Requirement A
Please convert the records, from their first line through the line containing "eric-logo-word: ERIC [10, 742, 62, 767]", into a JSON list of strings with one string per line, omitting blank lines.

Document passage
※ ※ ※

Preferably, the traction motor is coupled directly to the cage, in other words, acts on the cage as a direct drive. Preferably, the drive axle and its different gears and couplings are generally designed so as to allow for the torque vectoring motor standing still, if the vehicle is in a straight forward driving mode, unless the torque vectoring motor is operated for torque vectoring by a controller.

In a preferred embodiment of the drive axle of the invention, the planetary gear is arranged concentric with said wheel drive shafts.

This is advantageous with regard to the lateral assembly space of the drive axle, which can be reduced thereby. At the same time, the overall stiffness of the drive axle is increased, whereas the technical complexity to supply mechanical bearings is reduced and the accuracy of relative positioning of the components of the drive axle is increased. Thereby, frictional effects and energy losses are decreased, which enhances efficiency in supply of the additional torque from the torque vectoring motor.

In an alternatively preferred embodiment of the drive axle of the invention, the planetary gear is axially arranged off said wheel drive shafts.

This embodiment is advantageous with regard to the axial assembly space of the torque vectoring device, which can be reduced thereby. Further, lateral space is available to couple the planetary gear to one of the wheel drive shafts via an appropriate gear connection. Thus, the additional torque supplied by the torque vectoring motor can be amplified and it is possible to expose the planetary gear to a lower torque level and reduce the size of the torque vectoring motor.

These two alternative embodiments underline a high design flexibility of the inventive drive axle with regard to allocation of assembly space, still maintaining a positive impact on dimensioning of the torque vectoring motor and the planetary gear. In the following, different options to embody the inventive drive axle are described in more detail, further underlining a high degree of design flexibility.

In a preferred embodiment of the drive axle of the invention, the torque vectoring motor is coupled to a sun gear of the planetary gear, while said one left or right wheel drive shaft is coupled to a planet carrier and the layshaft is coupled to a ring gear of the planetary gear.

Coupling the planet carrier to the wheel drive shaft allows for realization of a high gear ration from the planetary gear to the wheel drive shaft. Thus, the size of the torque vectoring motor can be reduced.

In another preferred embodiment of the drive axle of the invention, the torque vectoring motor is coupled to a sun gear of the planetary gear, while said one left or right wheel drive shaft is coupled to a ring gear and the layshaft is coupled to a planet carrier of the planetary gear.

This leads to a very compact design and at the same time, the stiffness of the planetary gear and the wheel drive shaft as an assembly is increased. Further, if a disc-type of ring gear is used, dust and other environmental influences can be prevented from entering the planetary gear from that side. All these aspects maintain and enhance the efficiency of the planetary gear, which is positive to lower the load required on the torque vectoring motor.

※ ※ ※

Requirement B
Name every part of the planetary gear mentioned in the drive axle passage.

[Layout dataset entries]
※ ※ ※

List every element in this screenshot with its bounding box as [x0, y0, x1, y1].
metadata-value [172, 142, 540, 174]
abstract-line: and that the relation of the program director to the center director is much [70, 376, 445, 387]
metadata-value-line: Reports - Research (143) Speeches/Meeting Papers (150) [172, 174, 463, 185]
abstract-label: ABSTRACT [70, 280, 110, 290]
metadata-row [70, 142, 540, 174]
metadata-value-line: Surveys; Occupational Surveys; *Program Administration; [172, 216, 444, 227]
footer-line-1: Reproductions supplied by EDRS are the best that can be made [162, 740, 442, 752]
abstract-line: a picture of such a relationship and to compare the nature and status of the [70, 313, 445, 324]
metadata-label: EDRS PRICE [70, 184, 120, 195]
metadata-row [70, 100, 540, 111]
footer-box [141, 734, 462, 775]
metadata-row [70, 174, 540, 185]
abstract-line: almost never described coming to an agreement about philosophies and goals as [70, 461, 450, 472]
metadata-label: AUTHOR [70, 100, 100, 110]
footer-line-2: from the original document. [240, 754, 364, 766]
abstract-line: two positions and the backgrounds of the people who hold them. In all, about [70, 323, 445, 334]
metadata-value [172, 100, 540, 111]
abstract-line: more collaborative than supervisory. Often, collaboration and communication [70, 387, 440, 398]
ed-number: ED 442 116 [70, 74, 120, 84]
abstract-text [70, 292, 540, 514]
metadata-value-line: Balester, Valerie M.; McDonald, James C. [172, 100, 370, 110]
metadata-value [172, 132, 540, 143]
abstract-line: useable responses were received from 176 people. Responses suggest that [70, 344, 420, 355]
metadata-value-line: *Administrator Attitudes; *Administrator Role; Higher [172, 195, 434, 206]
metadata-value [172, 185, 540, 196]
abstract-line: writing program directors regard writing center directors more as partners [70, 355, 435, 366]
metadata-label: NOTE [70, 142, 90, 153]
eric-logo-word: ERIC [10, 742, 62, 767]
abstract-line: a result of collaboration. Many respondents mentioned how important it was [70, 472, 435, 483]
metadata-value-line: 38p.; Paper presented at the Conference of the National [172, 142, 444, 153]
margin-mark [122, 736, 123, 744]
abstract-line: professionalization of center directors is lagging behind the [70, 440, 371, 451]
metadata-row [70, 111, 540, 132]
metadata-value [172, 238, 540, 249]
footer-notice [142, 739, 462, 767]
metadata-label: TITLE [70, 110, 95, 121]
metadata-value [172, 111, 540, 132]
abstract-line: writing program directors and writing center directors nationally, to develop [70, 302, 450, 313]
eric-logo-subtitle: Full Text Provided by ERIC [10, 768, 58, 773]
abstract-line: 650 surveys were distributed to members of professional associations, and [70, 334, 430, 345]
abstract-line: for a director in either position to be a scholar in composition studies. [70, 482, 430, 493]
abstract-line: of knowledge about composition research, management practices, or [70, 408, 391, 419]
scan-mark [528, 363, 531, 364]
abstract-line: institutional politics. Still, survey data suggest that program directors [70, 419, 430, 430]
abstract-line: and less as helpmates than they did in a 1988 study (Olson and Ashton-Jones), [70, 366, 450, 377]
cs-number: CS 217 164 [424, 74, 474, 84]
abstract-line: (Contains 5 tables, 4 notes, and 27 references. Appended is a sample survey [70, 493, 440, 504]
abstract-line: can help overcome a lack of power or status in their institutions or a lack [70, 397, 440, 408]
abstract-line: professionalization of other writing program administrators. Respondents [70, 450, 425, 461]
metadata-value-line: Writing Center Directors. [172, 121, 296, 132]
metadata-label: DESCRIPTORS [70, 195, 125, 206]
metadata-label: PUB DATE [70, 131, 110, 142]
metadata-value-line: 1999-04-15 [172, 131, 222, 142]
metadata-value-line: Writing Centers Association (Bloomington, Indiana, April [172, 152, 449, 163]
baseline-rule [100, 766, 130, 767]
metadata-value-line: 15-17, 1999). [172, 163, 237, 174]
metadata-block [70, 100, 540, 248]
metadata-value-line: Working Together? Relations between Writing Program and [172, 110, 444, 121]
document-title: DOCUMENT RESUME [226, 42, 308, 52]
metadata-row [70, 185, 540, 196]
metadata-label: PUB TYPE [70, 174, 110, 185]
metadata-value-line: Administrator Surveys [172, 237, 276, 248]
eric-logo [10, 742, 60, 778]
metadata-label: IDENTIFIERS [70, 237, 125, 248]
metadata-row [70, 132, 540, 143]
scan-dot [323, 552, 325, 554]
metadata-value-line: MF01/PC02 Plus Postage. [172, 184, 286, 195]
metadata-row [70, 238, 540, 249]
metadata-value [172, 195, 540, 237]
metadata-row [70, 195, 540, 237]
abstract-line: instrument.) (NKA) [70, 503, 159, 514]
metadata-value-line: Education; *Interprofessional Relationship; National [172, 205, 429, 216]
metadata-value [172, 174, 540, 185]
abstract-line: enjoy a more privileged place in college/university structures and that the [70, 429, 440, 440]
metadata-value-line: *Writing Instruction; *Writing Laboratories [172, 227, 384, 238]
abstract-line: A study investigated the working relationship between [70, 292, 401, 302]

※ ※ ※

Written response A
[
  "List every element in this screenshot with its bounding box as [x0, y0, x1, y1].",
  "metadata-value [172, 142, 540, 174]",
  "abstract-line: and that the relation of the program director to the center director is much [70, 376, 445, 387]",
  "metadata-value-line: Reports - Research (143) Speeches/Meeting Papers (150) [172, 174, 463, 185]",
  "abstract-label: ABSTRACT [70, 280, 110, 290]",
  "metadata-row [70, 142, 540, 174]",
  "metadata-value-line: Surveys; Occupational Surveys; *Program Administration; [172, 216, 444, 227]",
  "footer-line-1: Reproductions supplied by EDRS are the best that can be made [162, 740, 442, 752]",
  "abstract-line: a picture of such a relationship and to compare the nature and status of the [70, 313, 445, 324]",
  "metadata-label: EDRS PRICE [70, 184, 120, 195]",
  "metadata-row [70, 100, 540, 111]",
  "footer-box [141, 734, 462, 775]",
  "metadata-row [70, 174, 540, 185]",
  "abstract-line: almost never described coming to an agreement about philosophies and goals as [70, 461, 450, 472]",
  "metadata-label: AUTHOR [70, 100, 100, 110]",
  "footer-line-2: from the original document. [240, 754, 364, 766]",
  "abstract-line: two positions and the backgrounds of the people who hold them. In all, about [70, 323, 445, 334]",
  "metadata-value [172, 100, 540, 111]",
  "abstract-line: more collaborative than supervisory. Often, collaboration and communication [70, 387, 440, 398]",
  "ed-number: ED 442 116 [70, 74, 120, 84]",
  "abstract-text [70, 292, 540, 514]",
  "metadata-value-line: Balester, Valerie M.; McDonald, James C. [172, 100, 370, 110]",
  "metadata-value [172, 132, 540, 143]",
  "abstract-line: useable responses were received from 176 people. Responses suggest that [70, 344, 420, 355]",
  "metadata-value-line: *Administrator Attitudes; *Administrator Role; Higher [172, 195, 434, 206]",
  "metadata-value [172, 185, 540, 196]",
  "abstract-line: writing program directors regard writing center directors more as partners [70, 355, 435, 366]",
  "metadata-label: NOTE [70, 142, 90, 153]",
  "eric-logo-word: ERIC [10, 742, 62, 767]"
]

Written response B
Sun gear, planet carrier, ring gear